** begin DATA EXCERPTS **

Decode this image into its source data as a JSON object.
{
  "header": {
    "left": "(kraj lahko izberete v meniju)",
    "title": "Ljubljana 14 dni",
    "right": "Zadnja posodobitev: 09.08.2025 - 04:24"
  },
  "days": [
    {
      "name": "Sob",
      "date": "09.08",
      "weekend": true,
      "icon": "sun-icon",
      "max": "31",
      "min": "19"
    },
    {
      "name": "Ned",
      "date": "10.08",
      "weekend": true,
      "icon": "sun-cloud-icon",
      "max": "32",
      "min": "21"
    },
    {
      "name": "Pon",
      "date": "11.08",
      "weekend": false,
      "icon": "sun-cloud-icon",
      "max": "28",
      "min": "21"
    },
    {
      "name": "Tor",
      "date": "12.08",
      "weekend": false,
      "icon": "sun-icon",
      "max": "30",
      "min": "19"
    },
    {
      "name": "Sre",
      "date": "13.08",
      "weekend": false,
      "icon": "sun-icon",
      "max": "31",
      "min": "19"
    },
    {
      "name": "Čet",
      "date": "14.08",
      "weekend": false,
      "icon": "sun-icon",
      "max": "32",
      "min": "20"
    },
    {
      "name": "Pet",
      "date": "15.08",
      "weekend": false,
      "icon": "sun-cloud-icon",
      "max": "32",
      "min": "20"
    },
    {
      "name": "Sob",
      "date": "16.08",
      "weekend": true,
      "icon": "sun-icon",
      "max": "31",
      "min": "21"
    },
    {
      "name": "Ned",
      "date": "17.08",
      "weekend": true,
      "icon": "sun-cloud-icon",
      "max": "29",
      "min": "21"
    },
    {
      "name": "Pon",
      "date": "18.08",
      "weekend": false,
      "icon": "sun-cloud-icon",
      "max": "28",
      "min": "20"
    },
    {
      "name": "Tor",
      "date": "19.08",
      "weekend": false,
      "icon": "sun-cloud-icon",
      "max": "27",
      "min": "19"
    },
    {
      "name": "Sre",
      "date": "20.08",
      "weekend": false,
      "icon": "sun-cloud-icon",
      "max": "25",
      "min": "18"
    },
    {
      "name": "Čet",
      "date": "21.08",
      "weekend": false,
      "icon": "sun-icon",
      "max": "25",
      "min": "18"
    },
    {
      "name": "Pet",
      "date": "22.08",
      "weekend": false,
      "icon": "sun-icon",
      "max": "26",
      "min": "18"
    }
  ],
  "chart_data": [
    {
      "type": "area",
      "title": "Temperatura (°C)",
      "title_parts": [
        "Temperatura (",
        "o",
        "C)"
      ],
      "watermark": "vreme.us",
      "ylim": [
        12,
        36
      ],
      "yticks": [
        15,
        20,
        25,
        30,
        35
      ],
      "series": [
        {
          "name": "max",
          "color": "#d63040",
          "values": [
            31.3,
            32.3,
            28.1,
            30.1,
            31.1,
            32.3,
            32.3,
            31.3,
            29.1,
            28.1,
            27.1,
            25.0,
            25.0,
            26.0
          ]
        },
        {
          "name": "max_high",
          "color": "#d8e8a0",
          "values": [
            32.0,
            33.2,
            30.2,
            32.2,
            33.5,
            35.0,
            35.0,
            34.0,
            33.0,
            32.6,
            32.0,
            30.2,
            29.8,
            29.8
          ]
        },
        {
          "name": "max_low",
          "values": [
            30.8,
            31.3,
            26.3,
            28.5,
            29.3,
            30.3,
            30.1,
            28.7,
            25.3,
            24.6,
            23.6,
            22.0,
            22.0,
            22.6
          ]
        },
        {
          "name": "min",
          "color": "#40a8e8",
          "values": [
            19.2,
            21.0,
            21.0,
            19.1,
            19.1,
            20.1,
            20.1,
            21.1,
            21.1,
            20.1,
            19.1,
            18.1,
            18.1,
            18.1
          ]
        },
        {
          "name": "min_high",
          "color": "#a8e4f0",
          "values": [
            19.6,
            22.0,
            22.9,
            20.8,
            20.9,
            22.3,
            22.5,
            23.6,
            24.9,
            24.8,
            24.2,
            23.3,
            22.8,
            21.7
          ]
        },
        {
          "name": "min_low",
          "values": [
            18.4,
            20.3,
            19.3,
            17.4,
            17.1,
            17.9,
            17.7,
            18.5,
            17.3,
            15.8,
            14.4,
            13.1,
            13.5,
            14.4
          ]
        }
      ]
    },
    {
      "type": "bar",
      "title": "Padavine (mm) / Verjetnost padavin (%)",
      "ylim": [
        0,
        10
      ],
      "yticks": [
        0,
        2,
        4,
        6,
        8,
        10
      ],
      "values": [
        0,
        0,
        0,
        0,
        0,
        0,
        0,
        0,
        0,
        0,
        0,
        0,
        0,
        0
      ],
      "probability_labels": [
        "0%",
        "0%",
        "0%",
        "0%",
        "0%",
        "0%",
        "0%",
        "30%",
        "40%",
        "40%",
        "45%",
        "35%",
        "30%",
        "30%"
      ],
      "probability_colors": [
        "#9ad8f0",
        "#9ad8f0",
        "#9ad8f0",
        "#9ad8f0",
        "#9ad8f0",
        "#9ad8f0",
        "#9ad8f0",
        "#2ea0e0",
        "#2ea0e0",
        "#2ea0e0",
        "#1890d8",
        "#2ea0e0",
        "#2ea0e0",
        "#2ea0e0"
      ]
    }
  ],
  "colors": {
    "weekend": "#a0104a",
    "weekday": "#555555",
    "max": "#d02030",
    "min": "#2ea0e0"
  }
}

** end DATA EXCERPTS **

# EXERCISE
Write out each line of the data above again, exactly as given.

# EXERCISE SOLUTION
Decode this image into its source data as a JSON object.
{
  "header": {
    "left": "(kraj lahko izberete v meniju)",
    "title": "Ljubljana 14 dni",
    "right": "Zadnja posodobitev: 09.08.2025 - 04:24"
  },
  "days": [
    {
      "name": "Sob",
      "date": "09.08",
      "weekend": true,
      "icon": "sun-icon",
      "max": "31",
      "min": "19"
    },
    {
      "name": "Ned",
      "date": "10.08",
      "weekend": true,
      "icon": "sun-cloud-icon",
      "max": "32",
      "min": "21"
    },
    {
      "name": "Pon",
      "date": "11.08",
      "weekend": false,
      "icon": "sun-cloud-icon",
      "max": "28",
      "min": "21"
    },
    {
      "name": "Tor",
      "date": "12.08",
      "weekend": false,
      "icon": "sun-icon",
      "max": "30",
      "min": "19"
    },
    {
      "name": "Sre",
      "date": "13.08",
      "weekend": false,
      "icon": "sun-icon",
      "max": "31",
      "min": "19"
    },
    {
      "name": "Čet",
      "date": "14.08",
      "weekend": false,
      "icon": "sun-icon",
      "max": "32",
      "min": "20"
    },
    {
      "name": "Pet",
      "date": "15.08",
      "weekend": false,
      "icon": "sun-cloud-icon",
      "max": "32",
      "min": "20"
    },
    {
      "name": "Sob",
      "date": "16.08",
      "weekend": true,
      "icon": "sun-icon",
      "max": "31",
      "min": "21"
    },
    {
      "name": "Ned",
      "date": "17.08",
      "weekend": true,
      "icon": "sun-cloud-icon",
      "max": "29",
      "min": "21"
    },
    {
      "name": "Pon",
      "date": "18.08",
      "weekend": false,
      "icon": "sun-cloud-icon",
      "max": "28",
      "min": "20"
    },
    {
      "name": "Tor",
      "date": "19.08",
      "weekend": false,
      "icon": "sun-cloud-icon",
      "max": "27",
      "min": "19"
    },
    {
      "name": "Sre",
      "date": "20.08",
      "weekend": false,
      "icon": "sun-cloud-icon",
      "max": "25",
      "min": "18"
    },
    {
      "name": "Čet",
      "date": "21.08",
      "weekend": false,
      "icon": "sun-icon",
      "max": "25",
      "min": "18"
    },
    {
      "name": "Pet",
      "date": "22.08",
      "weekend": false,
      "icon": "sun-icon",
      "max": "26",
      "min": "18"
    }
  ],
  "chart_data": [
    {
      "type": "area",
      "title": "Temperatura (°C)",
      "title_parts": [
        "Temperatura (",
        "o",
        "C)"
      ],
      "watermark": "vreme.us",
      "ylim": [
        12,
        36
      ],
      "yticks": [
        15,
        20,
        25,
        30,
        35
      ],
      "series": [
        {
          "name": "max",
          "color": "#d63040",
          "values": [
            31.3,
            32.3,
            28.1,
            30.1,
            31.1,
            32.3,
            32.3,
            31.3,
            29.1,
            28.1,
            27.1,
            25.0,
            25.0,
            26.0
          ]
        },
        {
          "name": "max_high",
          "color": "#d8e8a0",
          "values": [
            32.0,
            33.2,
            30.2,
            32.2,
            33.5,
            35.0,
            35.0,
            34.0,
            33.0,
            32.6,
            32.0,
            30.2,
            29.8,
            29.8
          ]
        },
        {
          "name": "max_low",
          "values": [
            30.8,
            31.3,
            26.3,
            28.5,
            29.3,
            30.3,
            30.1,
            28.7,
            25.3,
            24.6,
            23.6,
            22.0,
            22.0,
            22.6
          ]
        },
        {
          "name": "min",
          "color": "#40a8e8",
          "values": [
            19.2,
            21.0,
            21.0,
            19.1,
            19.1,
            20.1,
            20.1,
            21.1,
            21.1,
            20.1,
            19.1,
            18.1,
            18.1,
            18.1
          ]
        },
        {
          "name": "min_high",
          "color": "#a8e4f0",
          "values": [
            19.6,
            22.0,
            22.9,
            20.8,
            20.9,
            22.3,
            22.5,
            23.6,
            24.9,
            24.8,
            24.2,
            23.3,
            22.8,
            21.7
          ]
        },
        {
          "name": "min_low",
          "values": [
            18.4,
            20.3,
            19.3,
            17.4,
            17.1,
            17.9,
            17.7,
            18.5,
            17.3,
            15.8,
            14.4,
            13.1,
            13.5,
            14.4
          ]
        }
      ]
    },
    {
      "type": "bar",
      "title": "Padavine (mm) / Verjetnost padavin (%)",
      "ylim": [
        0,
        10
      ],
      "yticks": [
        0,
        2,
        4,
        6,
        8,
        10
      ],
      "values": [
        0,
        0,
        0,
        0,
        0,
        0,
        0,
        0,
        0,
        0,
        0,
        0,
        0,
        0
      ],
      "probability_labels": [
        "0%",
        "0%",
        "0%",
        "0%",
        "0%",
        "0%",
        "0%",
        "30%",
        "40%",
        "40%",
        "45%",
        "35%",
        "30%",
        "30%"
      ],
      "probability_colors": [
        "#9ad8f0",
        "#9ad8f0",
        "#9ad8f0",
        "#9ad8f0",
        "#9ad8f0",
        "#9ad8f0",
        "#9ad8f0",
        "#2ea0e0",
        "#2ea0e0",
        "#2ea0e0",
        "#1890d8",
        "#2ea0e0",
        "#2ea0e0",
        "#2ea0e0"
      ]
    }
  ],
  "colors": {
    "weekend": "#a0104a",
    "weekday": "#555555",
    "max": "#d02030",
    "min": "#2ea0e0"
  }
}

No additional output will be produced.